> [Exercise requirements]
Using the records below, please work out how many lines contain "documentation"; answer with the number alone.

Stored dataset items
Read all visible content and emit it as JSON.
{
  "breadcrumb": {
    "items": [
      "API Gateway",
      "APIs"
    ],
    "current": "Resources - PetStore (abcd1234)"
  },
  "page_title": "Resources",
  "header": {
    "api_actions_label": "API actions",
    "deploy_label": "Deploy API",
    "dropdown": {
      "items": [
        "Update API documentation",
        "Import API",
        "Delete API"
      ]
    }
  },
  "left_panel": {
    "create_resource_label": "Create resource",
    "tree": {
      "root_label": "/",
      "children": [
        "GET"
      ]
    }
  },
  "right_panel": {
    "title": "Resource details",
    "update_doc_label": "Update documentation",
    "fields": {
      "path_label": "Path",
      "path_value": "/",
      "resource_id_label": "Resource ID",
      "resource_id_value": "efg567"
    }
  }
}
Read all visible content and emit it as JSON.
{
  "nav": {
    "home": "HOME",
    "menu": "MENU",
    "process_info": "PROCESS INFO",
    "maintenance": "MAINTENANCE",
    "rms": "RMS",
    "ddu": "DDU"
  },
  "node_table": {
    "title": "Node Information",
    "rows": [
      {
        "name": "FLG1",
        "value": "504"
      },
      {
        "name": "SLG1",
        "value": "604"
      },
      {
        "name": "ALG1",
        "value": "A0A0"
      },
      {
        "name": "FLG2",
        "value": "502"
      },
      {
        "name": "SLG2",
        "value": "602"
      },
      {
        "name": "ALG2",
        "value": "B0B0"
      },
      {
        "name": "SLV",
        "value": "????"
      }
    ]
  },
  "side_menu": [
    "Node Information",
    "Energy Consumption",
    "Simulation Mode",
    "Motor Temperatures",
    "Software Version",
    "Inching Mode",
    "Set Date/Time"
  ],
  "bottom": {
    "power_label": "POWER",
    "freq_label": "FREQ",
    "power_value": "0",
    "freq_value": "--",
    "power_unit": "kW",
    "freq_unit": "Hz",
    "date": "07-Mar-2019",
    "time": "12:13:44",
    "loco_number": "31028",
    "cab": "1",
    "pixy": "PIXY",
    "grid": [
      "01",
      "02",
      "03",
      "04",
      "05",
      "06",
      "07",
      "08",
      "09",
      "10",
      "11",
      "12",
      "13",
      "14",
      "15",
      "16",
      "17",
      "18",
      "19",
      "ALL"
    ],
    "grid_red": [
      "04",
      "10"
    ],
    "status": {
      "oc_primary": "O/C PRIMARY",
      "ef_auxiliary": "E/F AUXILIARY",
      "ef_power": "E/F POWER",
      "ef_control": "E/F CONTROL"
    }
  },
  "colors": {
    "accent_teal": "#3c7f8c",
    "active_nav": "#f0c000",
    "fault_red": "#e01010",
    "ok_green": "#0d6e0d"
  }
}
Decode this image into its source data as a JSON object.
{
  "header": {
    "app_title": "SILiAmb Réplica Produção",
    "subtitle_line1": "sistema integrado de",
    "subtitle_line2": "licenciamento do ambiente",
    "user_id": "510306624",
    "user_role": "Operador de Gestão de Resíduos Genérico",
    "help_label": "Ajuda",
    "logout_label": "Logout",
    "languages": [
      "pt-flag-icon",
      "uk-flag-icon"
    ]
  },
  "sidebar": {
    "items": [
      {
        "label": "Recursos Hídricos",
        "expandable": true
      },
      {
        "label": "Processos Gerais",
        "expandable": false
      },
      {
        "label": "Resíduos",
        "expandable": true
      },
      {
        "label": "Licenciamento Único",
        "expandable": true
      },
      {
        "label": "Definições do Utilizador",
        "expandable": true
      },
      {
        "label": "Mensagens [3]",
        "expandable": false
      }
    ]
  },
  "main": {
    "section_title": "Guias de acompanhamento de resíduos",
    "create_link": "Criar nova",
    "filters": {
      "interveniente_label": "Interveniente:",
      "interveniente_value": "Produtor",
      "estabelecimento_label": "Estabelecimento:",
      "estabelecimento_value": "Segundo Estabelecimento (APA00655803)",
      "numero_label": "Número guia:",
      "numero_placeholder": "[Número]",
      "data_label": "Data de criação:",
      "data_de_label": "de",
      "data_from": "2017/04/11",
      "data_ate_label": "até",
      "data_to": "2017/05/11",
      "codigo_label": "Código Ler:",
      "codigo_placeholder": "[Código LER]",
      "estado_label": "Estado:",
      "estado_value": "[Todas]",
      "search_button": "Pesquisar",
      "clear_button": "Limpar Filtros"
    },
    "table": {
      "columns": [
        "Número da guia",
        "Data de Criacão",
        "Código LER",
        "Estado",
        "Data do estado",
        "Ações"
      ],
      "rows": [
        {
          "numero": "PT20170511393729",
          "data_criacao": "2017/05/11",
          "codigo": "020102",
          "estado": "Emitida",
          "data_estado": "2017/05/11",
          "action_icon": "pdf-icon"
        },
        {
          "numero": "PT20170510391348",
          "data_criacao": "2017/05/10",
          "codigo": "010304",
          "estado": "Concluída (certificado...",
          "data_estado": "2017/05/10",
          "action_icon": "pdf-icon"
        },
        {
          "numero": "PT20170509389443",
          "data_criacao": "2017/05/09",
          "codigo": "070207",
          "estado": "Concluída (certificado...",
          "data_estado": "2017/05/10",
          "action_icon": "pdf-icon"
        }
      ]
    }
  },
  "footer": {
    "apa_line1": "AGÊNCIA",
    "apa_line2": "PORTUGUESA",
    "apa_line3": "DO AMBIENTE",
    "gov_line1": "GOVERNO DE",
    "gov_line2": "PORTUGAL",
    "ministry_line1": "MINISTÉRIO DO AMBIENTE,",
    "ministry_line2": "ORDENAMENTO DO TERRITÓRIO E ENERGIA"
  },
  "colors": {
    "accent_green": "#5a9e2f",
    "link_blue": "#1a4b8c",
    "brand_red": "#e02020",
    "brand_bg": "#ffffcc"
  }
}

> [Response for this exercise]
2